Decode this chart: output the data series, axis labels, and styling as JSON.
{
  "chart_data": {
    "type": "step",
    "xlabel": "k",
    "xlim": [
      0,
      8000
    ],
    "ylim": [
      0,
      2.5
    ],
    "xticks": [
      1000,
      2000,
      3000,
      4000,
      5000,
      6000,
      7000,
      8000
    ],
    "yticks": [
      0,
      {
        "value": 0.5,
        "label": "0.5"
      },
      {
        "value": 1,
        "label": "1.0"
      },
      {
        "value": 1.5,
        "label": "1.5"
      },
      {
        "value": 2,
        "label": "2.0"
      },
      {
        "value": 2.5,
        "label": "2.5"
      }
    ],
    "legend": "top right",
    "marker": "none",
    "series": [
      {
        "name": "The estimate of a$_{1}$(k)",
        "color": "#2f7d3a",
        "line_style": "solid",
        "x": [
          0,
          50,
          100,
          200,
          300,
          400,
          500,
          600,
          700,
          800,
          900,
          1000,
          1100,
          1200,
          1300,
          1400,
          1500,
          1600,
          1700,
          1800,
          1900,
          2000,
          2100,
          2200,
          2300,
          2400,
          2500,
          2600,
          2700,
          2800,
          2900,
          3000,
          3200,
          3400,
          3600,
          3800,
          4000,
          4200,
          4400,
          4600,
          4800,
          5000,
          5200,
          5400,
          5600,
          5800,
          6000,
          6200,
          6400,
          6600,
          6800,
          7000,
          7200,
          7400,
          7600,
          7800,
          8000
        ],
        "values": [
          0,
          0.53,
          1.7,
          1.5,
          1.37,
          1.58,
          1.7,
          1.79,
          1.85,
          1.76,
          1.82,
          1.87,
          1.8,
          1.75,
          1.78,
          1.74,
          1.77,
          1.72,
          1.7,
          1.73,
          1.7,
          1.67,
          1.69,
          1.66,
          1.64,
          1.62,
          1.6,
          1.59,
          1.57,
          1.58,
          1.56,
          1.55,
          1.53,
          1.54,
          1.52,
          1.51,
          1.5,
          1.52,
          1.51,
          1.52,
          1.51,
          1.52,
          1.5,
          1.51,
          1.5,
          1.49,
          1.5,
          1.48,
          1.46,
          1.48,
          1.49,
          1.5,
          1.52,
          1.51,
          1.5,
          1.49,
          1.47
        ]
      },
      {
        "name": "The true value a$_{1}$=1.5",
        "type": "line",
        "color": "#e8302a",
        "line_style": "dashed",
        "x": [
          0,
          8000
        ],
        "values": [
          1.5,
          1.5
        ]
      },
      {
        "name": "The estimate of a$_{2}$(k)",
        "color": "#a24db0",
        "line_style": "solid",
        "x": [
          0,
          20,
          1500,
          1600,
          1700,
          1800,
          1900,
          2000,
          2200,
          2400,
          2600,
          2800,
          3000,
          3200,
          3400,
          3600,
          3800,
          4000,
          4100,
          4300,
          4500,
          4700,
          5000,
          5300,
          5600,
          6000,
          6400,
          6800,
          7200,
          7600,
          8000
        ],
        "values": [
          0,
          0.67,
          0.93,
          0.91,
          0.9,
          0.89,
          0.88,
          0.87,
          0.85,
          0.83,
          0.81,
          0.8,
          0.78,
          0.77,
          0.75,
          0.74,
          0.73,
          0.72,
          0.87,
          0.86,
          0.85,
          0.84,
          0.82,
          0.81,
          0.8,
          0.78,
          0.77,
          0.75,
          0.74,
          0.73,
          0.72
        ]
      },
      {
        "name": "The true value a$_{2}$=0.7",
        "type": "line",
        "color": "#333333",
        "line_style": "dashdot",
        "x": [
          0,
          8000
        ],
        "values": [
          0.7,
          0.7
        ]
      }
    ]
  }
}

_REQUIREMENTS_:
Tally up the lines holding the word "estimate" in the data above, and answer with that figure only.

_WORKED ANSWER_:
2